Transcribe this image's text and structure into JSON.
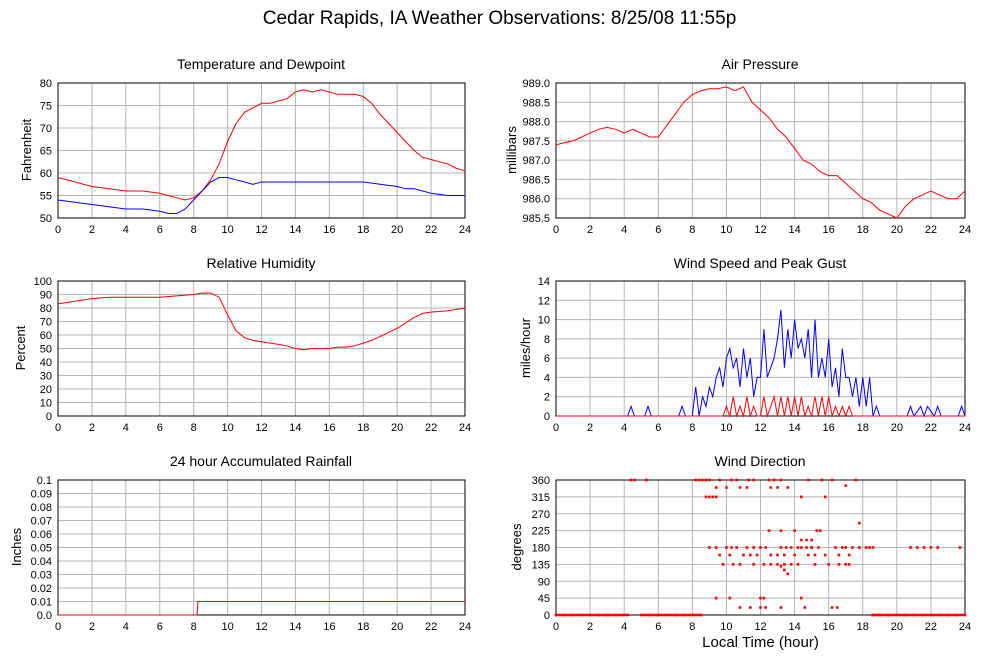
{
  "page": {
    "title": "Cedar Rapids, IA Weather Observations: 8/25/08 11:55p",
    "xlabel": "Local Time (hour)"
  },
  "colors": {
    "red": "#ff0000",
    "blue": "#0000ff",
    "grid": "#b4b4b4"
  },
  "chart_data": [
    {
      "id": "temp",
      "type": "line",
      "title": "Temperature and Dewpoint",
      "xlabel": "",
      "ylabel": "Fahrenheit",
      "xlim": [
        0,
        24
      ],
      "ylim": [
        50,
        80
      ],
      "xticks": [
        0,
        2,
        4,
        6,
        8,
        10,
        12,
        14,
        16,
        18,
        20,
        22,
        24
      ],
      "yticks": [
        50,
        55,
        60,
        65,
        70,
        75,
        80
      ],
      "grid": true,
      "series": [
        {
          "color": "red",
          "x": [
            0,
            1,
            2,
            3,
            4,
            5,
            6,
            7,
            7.5,
            8,
            8.5,
            9,
            9.5,
            10,
            10.5,
            11,
            11.5,
            12,
            12.5,
            13,
            13.5,
            14,
            14.5,
            15,
            15.5,
            16,
            16.5,
            17,
            17.5,
            18,
            18.5,
            19,
            19.5,
            20,
            20.5,
            21,
            21.5,
            22,
            22.5,
            23,
            23.5,
            24
          ],
          "y": [
            59,
            58,
            57,
            56.5,
            56,
            56,
            55.5,
            54.5,
            54,
            54.5,
            56,
            58.5,
            62,
            67,
            71,
            73.5,
            74.5,
            75.5,
            75.5,
            76,
            76.5,
            78,
            78.5,
            78,
            78.5,
            78,
            77.5,
            77.5,
            77.5,
            77,
            75.5,
            73,
            71,
            69,
            67,
            65,
            63.5,
            63,
            62.5,
            62,
            61,
            60.5
          ]
        },
        {
          "color": "blue",
          "x": [
            0,
            1,
            2,
            3,
            4,
            5,
            6,
            6.5,
            7,
            7.5,
            8,
            8.5,
            9,
            9.5,
            10,
            10.5,
            11,
            11.5,
            12,
            13,
            14,
            15,
            16,
            17,
            18,
            19,
            20,
            20.5,
            21,
            21.5,
            22,
            23,
            24
          ],
          "y": [
            54,
            53.5,
            53,
            52.5,
            52,
            52,
            51.5,
            51,
            51,
            52,
            54,
            56,
            58,
            59,
            59,
            58.5,
            58,
            57.5,
            58,
            58,
            58,
            58,
            58,
            58,
            58,
            57.5,
            57,
            56.5,
            56.5,
            56,
            55.5,
            55,
            55
          ]
        }
      ]
    },
    {
      "id": "pres",
      "type": "line",
      "title": "Air Pressure",
      "xlabel": "",
      "ylabel": "millibars",
      "xlim": [
        0,
        24
      ],
      "ylim": [
        985.5,
        989.0
      ],
      "xticks": [
        0,
        2,
        4,
        6,
        8,
        10,
        12,
        14,
        16,
        18,
        20,
        22,
        24
      ],
      "yticks": [
        985.5,
        986.0,
        986.5,
        987.0,
        987.5,
        988.0,
        988.5,
        989.0
      ],
      "grid": true,
      "series": [
        {
          "color": "red",
          "x": [
            0,
            0.5,
            1,
            1.5,
            2,
            2.5,
            3,
            3.5,
            4,
            4.5,
            5,
            5.5,
            6,
            6.5,
            7,
            7.5,
            8,
            8.5,
            9,
            9.5,
            10,
            10.5,
            11,
            11.5,
            12,
            12.5,
            13,
            13.5,
            14,
            14.5,
            15,
            15.5,
            16,
            16.5,
            17,
            17.5,
            18,
            18.5,
            19,
            19.5,
            20,
            20.5,
            21,
            21.5,
            22,
            22.5,
            23,
            23.5,
            24
          ],
          "y": [
            987.4,
            987.45,
            987.5,
            987.6,
            987.7,
            987.8,
            987.85,
            987.8,
            987.7,
            987.8,
            987.7,
            987.6,
            987.6,
            987.9,
            988.2,
            988.5,
            988.7,
            988.8,
            988.85,
            988.85,
            988.9,
            988.8,
            988.9,
            988.5,
            988.3,
            988.1,
            987.8,
            987.6,
            987.3,
            987.0,
            986.9,
            986.7,
            986.6,
            986.6,
            986.4,
            986.2,
            986.0,
            985.9,
            985.7,
            985.6,
            985.5,
            985.8,
            986.0,
            986.1,
            986.2,
            986.1,
            986.0,
            986.0,
            986.2
          ]
        }
      ]
    },
    {
      "id": "rh",
      "type": "line",
      "title": "Relative Humidity",
      "xlabel": "",
      "ylabel": "Percent",
      "xlim": [
        0,
        24
      ],
      "ylim": [
        0,
        100
      ],
      "xticks": [
        0,
        2,
        4,
        6,
        8,
        10,
        12,
        14,
        16,
        18,
        20,
        22,
        24
      ],
      "yticks": [
        0,
        10,
        20,
        30,
        40,
        50,
        60,
        70,
        80,
        90,
        100
      ],
      "grid": true,
      "series": [
        {
          "color": "red",
          "x": [
            0,
            1,
            2,
            3,
            4,
            5,
            6,
            7,
            8,
            8.5,
            9,
            9.5,
            10,
            10.5,
            11,
            11.5,
            12,
            12.5,
            13,
            13.5,
            14,
            14.5,
            15,
            15.5,
            16,
            16.5,
            17,
            17.5,
            18,
            18.5,
            19,
            19.5,
            20,
            20.5,
            21,
            21.5,
            22,
            23,
            24
          ],
          "y": [
            83,
            85,
            87,
            88,
            88,
            88,
            88,
            89,
            90,
            91,
            91,
            88,
            75,
            63,
            58,
            56,
            55,
            54,
            53,
            52,
            50,
            49,
            50,
            50,
            50,
            51,
            51,
            52,
            54,
            56,
            59,
            62,
            65,
            69,
            73,
            76,
            77,
            78,
            80
          ]
        }
      ]
    },
    {
      "id": "wind",
      "type": "line",
      "title": "Wind Speed and Peak Gust",
      "xlabel": "",
      "ylabel": "miles/hour",
      "xlim": [
        0,
        24
      ],
      "ylim": [
        0,
        14
      ],
      "xticks": [
        0,
        2,
        4,
        6,
        8,
        10,
        12,
        14,
        16,
        18,
        20,
        22,
        24
      ],
      "yticks": [
        0,
        2,
        4,
        6,
        8,
        10,
        12,
        14
      ],
      "grid": true,
      "series": [
        {
          "color": "blue",
          "x": [
            0,
            4.2,
            4.4,
            4.6,
            5.2,
            5.4,
            5.6,
            7.2,
            7.4,
            7.6,
            8.0,
            8.2,
            8.4,
            8.6,
            8.8,
            9.0,
            9.2,
            9.4,
            9.6,
            9.8,
            10.0,
            10.2,
            10.4,
            10.6,
            10.8,
            11.0,
            11.2,
            11.4,
            11.6,
            11.8,
            12.0,
            12.2,
            12.4,
            12.6,
            12.8,
            13.0,
            13.2,
            13.4,
            13.6,
            13.8,
            14.0,
            14.2,
            14.4,
            14.6,
            14.8,
            15.0,
            15.2,
            15.4,
            15.6,
            15.8,
            16.0,
            16.2,
            16.4,
            16.6,
            16.8,
            17.0,
            17.2,
            17.4,
            17.6,
            17.8,
            18.0,
            18.2,
            18.4,
            18.6,
            18.8,
            19.0,
            20.6,
            20.8,
            21.0,
            21.4,
            21.6,
            21.8,
            22.2,
            22.4,
            22.6,
            23.6,
            23.8,
            24
          ],
          "y": [
            0,
            0,
            1,
            0,
            0,
            1,
            0,
            0,
            1,
            0,
            0,
            3,
            0,
            2,
            1,
            3,
            2,
            4,
            5,
            3,
            6,
            7,
            5,
            6,
            3,
            7,
            4,
            6,
            2,
            4,
            4,
            9,
            4,
            5,
            6,
            8,
            11,
            5,
            9,
            6,
            10,
            7,
            8,
            6,
            9,
            4,
            10,
            4,
            6,
            4,
            8,
            3,
            5,
            2,
            7,
            4,
            4,
            2,
            4,
            1,
            4,
            1,
            4,
            0,
            1,
            0,
            0,
            1,
            0,
            1,
            0,
            1,
            0,
            1,
            0,
            0,
            1,
            0
          ]
        },
        {
          "color": "red",
          "x": [
            0,
            9.8,
            10.0,
            10.2,
            10.4,
            10.6,
            10.8,
            11.0,
            11.2,
            11.4,
            11.6,
            11.8,
            12.0,
            12.2,
            12.4,
            12.6,
            12.8,
            13.0,
            13.2,
            13.4,
            13.6,
            13.8,
            14.0,
            14.2,
            14.4,
            14.6,
            14.8,
            15.0,
            15.2,
            15.4,
            15.6,
            15.8,
            16.0,
            16.2,
            16.4,
            16.6,
            16.8,
            17.0,
            17.2,
            17.4,
            17.6,
            24
          ],
          "y": [
            0,
            0,
            1,
            0,
            2,
            0,
            1,
            0,
            2,
            0,
            1,
            0,
            0,
            2,
            0,
            1,
            2,
            0,
            2,
            0,
            2,
            0,
            2,
            0,
            2,
            0,
            1,
            0,
            2,
            0,
            2,
            0,
            2,
            0,
            1,
            0,
            1,
            0,
            1,
            0,
            0,
            0
          ]
        }
      ]
    },
    {
      "id": "rain",
      "type": "line",
      "title": "24 hour Accumulated Rainfall",
      "xlabel": "",
      "ylabel": "Inches",
      "xlim": [
        0,
        24
      ],
      "ylim": [
        0,
        0.1
      ],
      "xticks": [
        0,
        2,
        4,
        6,
        8,
        10,
        12,
        14,
        16,
        18,
        20,
        22,
        24
      ],
      "yticks": [
        0.0,
        0.01,
        0.02,
        0.03,
        0.04,
        0.05,
        0.06,
        0.07,
        0.08,
        0.09,
        0.1
      ],
      "ytick_labels": [
        "0.0",
        "0.01",
        "0.02",
        "0.03",
        "0.04",
        "0.05",
        "0.06",
        "0.07",
        "0.08",
        "0.09",
        "0.1"
      ],
      "grid": true,
      "series": [
        {
          "color": "red",
          "x": [
            0,
            8.2,
            8.25,
            24
          ],
          "y": [
            0,
            0,
            0.01,
            0.01
          ]
        }
      ]
    },
    {
      "id": "dir",
      "type": "scatter",
      "title": "Wind Direction",
      "xlabel": "Local Time (hour)",
      "ylabel": "degrees",
      "xlim": [
        0,
        24
      ],
      "ylim": [
        0,
        360
      ],
      "xticks": [
        0,
        2,
        4,
        6,
        8,
        10,
        12,
        14,
        16,
        18,
        20,
        22,
        24
      ],
      "yticks": [
        0,
        45,
        90,
        135,
        180,
        225,
        270,
        315,
        360
      ],
      "grid": true,
      "series": [
        {
          "color": "red",
          "x": [
            4.4,
            4.6,
            5.3,
            8.2,
            8.4,
            8.6,
            8.8,
            9.0,
            9.6,
            10.3,
            10.6,
            11.3,
            11.6,
            12.5,
            12.8,
            13.2,
            14.8,
            15.6,
            16.2,
            17.6,
            8.8,
            9.0,
            9.2,
            9.4,
            9.4,
            10.0,
            10.8,
            11.2,
            12.6,
            13.0,
            13.6,
            14.4,
            15.8,
            17.0,
            9.0,
            9.4,
            10.0,
            10.3,
            10.6,
            11.2,
            11.6,
            12.0,
            12.3,
            13.2,
            13.5,
            13.8,
            14.2,
            14.4,
            14.7,
            15.0,
            15.4,
            16.4,
            16.8,
            17.0,
            17.4,
            17.8,
            18.2,
            18.4,
            18.6,
            20.8,
            21.2,
            21.6,
            22.0,
            22.4,
            23.7,
            9.6,
            10.2,
            11.0,
            11.4,
            11.8,
            12.6,
            13.0,
            13.4,
            14.0,
            14.8,
            15.2,
            15.8,
            16.6,
            17.2,
            9.8,
            10.4,
            10.8,
            11.6,
            12.2,
            12.6,
            13.0,
            13.4,
            13.8,
            14.2,
            15.2,
            16.0,
            16.6,
            17.0,
            17.2,
            12.5,
            13.2,
            14.0,
            14.4,
            14.7,
            15.0,
            15.3,
            15.5,
            17.8,
            9.4,
            10.2,
            10.8,
            11.4,
            12.0,
            12.2,
            13.2,
            14.6,
            15.0,
            14.4,
            13.6,
            13.2,
            13.4
          ],
          "y": [
            360,
            360,
            360,
            360,
            360,
            360,
            360,
            360,
            360,
            360,
            360,
            360,
            360,
            360,
            360,
            360,
            360,
            360,
            360,
            360,
            315,
            315,
            315,
            315,
            340,
            340,
            340,
            340,
            340,
            340,
            340,
            315,
            315,
            345,
            180,
            180,
            180,
            180,
            180,
            180,
            180,
            180,
            180,
            180,
            180,
            180,
            180,
            180,
            180,
            180,
            180,
            180,
            180,
            180,
            180,
            180,
            180,
            180,
            180,
            180,
            180,
            180,
            180,
            180,
            180,
            160,
            160,
            160,
            160,
            160,
            160,
            160,
            160,
            160,
            160,
            160,
            160,
            160,
            160,
            135,
            135,
            135,
            135,
            135,
            135,
            135,
            135,
            135,
            135,
            135,
            135,
            135,
            135,
            135,
            225,
            225,
            225,
            200,
            200,
            200,
            225,
            225,
            245,
            45,
            45,
            20,
            20,
            20,
            45,
            20,
            20,
            180,
            45,
            110,
            130,
            120
          ]
        },
        {
          "color": "red",
          "x": [
            0,
            0.5,
            1,
            1.5,
            2,
            2.5,
            3,
            3.5,
            4,
            5,
            5.5,
            6,
            6.5,
            7,
            7.5,
            8,
            8.5,
            18.6,
            19,
            19.5,
            20,
            20.5,
            21,
            21.5,
            22,
            22.5,
            23,
            23.5,
            24,
            16.2,
            16.5,
            12.0,
            12.3
          ],
          "y": [
            0,
            0,
            0,
            0,
            0,
            0,
            0,
            0,
            0,
            0,
            0,
            0,
            0,
            0,
            0,
            0,
            0,
            0,
            0,
            0,
            0,
            0,
            0,
            0,
            0,
            0,
            0,
            0,
            0,
            20,
            20,
            45,
            20
          ]
        }
      ]
    }
  ]
}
-=-=-
> [Given exercise]:
Only a number is wanted: how many lines of the data above contain "Time"?

> [Written reply]:
2